[Data items]
[start]

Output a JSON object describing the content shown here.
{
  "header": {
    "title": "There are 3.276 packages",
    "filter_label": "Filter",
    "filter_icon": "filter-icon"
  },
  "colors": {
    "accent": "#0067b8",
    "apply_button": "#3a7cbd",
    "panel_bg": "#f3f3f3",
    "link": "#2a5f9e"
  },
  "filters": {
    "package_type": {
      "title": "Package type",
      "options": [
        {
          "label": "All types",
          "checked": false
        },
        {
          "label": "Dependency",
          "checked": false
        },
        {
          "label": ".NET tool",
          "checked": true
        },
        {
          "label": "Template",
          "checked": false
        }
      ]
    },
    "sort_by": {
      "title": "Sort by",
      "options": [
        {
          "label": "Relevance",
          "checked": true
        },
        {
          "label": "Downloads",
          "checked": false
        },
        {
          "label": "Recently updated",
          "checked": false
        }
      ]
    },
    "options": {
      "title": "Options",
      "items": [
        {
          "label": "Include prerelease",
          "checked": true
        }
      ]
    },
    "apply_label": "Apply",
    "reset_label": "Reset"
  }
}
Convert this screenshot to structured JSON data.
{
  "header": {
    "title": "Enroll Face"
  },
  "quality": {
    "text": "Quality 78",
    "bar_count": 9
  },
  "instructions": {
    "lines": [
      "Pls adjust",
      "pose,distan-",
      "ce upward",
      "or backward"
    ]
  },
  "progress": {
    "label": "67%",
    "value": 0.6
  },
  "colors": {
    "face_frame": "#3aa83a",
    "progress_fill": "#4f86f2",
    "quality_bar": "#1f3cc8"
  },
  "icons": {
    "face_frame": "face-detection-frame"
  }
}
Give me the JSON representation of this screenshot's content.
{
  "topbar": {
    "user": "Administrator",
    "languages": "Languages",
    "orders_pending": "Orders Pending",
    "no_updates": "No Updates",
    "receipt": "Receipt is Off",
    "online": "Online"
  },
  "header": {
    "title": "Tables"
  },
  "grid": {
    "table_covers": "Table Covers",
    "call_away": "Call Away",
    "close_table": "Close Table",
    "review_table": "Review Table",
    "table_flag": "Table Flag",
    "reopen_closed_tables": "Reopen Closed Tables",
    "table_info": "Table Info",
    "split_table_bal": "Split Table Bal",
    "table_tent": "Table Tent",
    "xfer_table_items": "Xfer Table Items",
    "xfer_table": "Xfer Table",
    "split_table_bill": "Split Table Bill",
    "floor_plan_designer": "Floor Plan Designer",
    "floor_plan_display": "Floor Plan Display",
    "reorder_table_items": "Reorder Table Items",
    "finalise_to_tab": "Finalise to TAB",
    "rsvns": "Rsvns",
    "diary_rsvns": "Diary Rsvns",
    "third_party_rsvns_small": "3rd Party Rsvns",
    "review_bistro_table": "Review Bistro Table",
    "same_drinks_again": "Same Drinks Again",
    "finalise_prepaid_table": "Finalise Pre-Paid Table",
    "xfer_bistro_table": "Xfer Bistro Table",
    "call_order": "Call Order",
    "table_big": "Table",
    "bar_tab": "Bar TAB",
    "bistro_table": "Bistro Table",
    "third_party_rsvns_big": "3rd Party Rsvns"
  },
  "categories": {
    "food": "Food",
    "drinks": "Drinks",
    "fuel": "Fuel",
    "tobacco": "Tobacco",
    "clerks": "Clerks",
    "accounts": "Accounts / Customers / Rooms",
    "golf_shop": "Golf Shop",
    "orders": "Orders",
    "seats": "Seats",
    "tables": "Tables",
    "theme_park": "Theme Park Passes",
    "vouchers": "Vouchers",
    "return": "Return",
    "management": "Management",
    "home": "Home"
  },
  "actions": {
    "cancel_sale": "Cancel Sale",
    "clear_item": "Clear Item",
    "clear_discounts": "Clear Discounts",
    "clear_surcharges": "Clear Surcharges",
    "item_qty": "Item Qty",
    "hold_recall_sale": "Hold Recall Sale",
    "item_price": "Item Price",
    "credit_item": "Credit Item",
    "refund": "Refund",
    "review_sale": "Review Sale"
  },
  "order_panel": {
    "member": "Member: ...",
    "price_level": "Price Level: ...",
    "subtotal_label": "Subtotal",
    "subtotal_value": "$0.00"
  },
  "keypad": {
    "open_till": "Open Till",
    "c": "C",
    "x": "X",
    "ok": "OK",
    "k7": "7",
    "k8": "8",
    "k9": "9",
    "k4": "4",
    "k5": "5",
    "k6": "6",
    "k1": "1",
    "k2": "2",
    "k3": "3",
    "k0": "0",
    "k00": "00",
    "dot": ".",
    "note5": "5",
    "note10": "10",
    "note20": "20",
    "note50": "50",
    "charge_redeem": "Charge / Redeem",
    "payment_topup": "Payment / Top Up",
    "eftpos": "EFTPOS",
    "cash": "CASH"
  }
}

[end]

- Exercise
From the listing above, extract every line exactly as it stands.

- Worked solution
Output a JSON object describing the content shown here.
{
  "header": {
    "title": "There are 3.276 packages",
    "filter_label": "Filter",
    "filter_icon": "filter-icon"
  },
  "colors": {
    "accent": "#0067b8",
    "apply_button": "#3a7cbd",
    "panel_bg": "#f3f3f3",
    "link": "#2a5f9e"
  },
  "filters": {
    "package_type": {
      "title": "Package type",
      "options": [
        {
          "label": "All types",
          "checked": false
        },
        {
          "label": "Dependency",
          "checked": false
        },
        {
          "label": ".NET tool",
          "checked": true
        },
        {
          "label": "Template",
          "checked": false
        }
      ]
    },
    "sort_by": {
      "title": "Sort by",
      "options": [
        {
          "label": "Relevance",
          "checked": true
        },
        {
          "label": "Downloads",
          "checked": false
        },
        {
          "label": "Recently updated",
          "checked": false
        }
      ]
    },
    "options": {
      "title": "Options",
      "items": [
        {
          "label": "Include prerelease",
          "checked": true
        }
      ]
    },
    "apply_label": "Apply",
    "reset_label": "Reset"
  }
}
Convert this screenshot to structured JSON data.
{
  "header": {
    "title": "Enroll Face"
  },
  "quality": {
    "text": "Quality 78",
    "bar_count": 9
  },
  "instructions": {
    "lines": [
      "Pls adjust",
      "pose,distan-",
      "ce upward",
      "or backward"
    ]
  },
  "progress": {
    "label": "67%",
    "value": 0.6
  },
  "colors": {
    "face_frame": "#3aa83a",
    "progress_fill": "#4f86f2",
    "quality_bar": "#1f3cc8"
  },
  "icons": {
    "face_frame": "face-detection-frame"
  }
}
Give me the JSON representation of this screenshot's content.
{
  "topbar": {
    "user": "Administrator",
    "languages": "Languages",
    "orders_pending": "Orders Pending",
    "no_updates": "No Updates",
    "receipt": "Receipt is Off",
    "online": "Online"
  },
  "header": {
    "title": "Tables"
  },
  "grid": {
    "table_covers": "Table Covers",
    "call_away": "Call Away",
    "close_table": "Close Table",
    "review_table": "Review Table",
    "table_flag": "Table Flag",
    "reopen_closed_tables": "Reopen Closed Tables",
    "table_info": "Table Info",
    "split_table_bal": "Split Table Bal",
    "table_tent": "Table Tent",
    "xfer_table_items": "Xfer Table Items",
    "xfer_table": "Xfer Table",
    "split_table_bill": "Split Table Bill",
    "floor_plan_designer": "Floor Plan Designer",
    "floor_plan_display": "Floor Plan Display",
    "reorder_table_items": "Reorder Table Items",
    "finalise_to_tab": "Finalise to TAB",
    "rsvns": "Rsvns",
    "diary_rsvns": "Diary Rsvns",
    "third_party_rsvns_small": "3rd Party Rsvns",
    "review_bistro_table": "Review Bistro Table",
    "same_drinks_again": "Same Drinks Again",
    "finalise_prepaid_table": "Finalise Pre-Paid Table",
    "xfer_bistro_table": "Xfer Bistro Table",
    "call_order": "Call Order",
    "table_big": "Table",
    "bar_tab": "Bar TAB",
    "bistro_table": "Bistro Table",
    "third_party_rsvns_big": "3rd Party Rsvns"
  },
  "categories": {
    "food": "Food",
    "drinks": "Drinks",
    "fuel": "Fuel",
    "tobacco": "Tobacco",
    "clerks": "Clerks",
    "accounts": "Accounts / Customers / Rooms",
    "golf_shop": "Golf Shop",
    "orders": "Orders",
    "seats": "Seats",
    "tables": "Tables",
    "theme_park": "Theme Park Passes",
    "vouchers": "Vouchers",
    "return": "Return",
    "management": "Management",
    "home": "Home"
  },
  "actions": {
    "cancel_sale": "Cancel Sale",
    "clear_item": "Clear Item",
    "clear_discounts": "Clear Discounts",
    "clear_surcharges": "Clear Surcharges",
    "item_qty": "Item Qty",
    "hold_recall_sale": "Hold Recall Sale",
    "item_price": "Item Price",
    "credit_item": "Credit Item",
    "refund": "Refund",
    "review_sale": "Review Sale"
  },
  "order_panel": {
    "member": "Member: ...",
    "price_level": "Price Level: ...",
    "subtotal_label": "Subtotal",
    "subtotal_value": "$0.00"
  },
  "keypad": {
    "open_till": "Open Till",
    "c": "C",
    "x": "X",
    "ok": "OK",
    "k7": "7",
    "k8": "8",
    "k9": "9",
    "k4": "4",
    "k5": "5",
    "k6": "6",
    "k1": "1",
    "k2": "2",
    "k3": "3",
    "k0": "0",
    "k00": "00",
    "dot": ".",
    "note5": "5",
    "note10": "10",
    "note20": "20",
    "note50": "50",
    "charge_redeem": "Charge / Redeem",
    "payment_topup": "Payment / Top Up",
    "eftpos": "EFTPOS",
    "cash": "CASH"
  }
}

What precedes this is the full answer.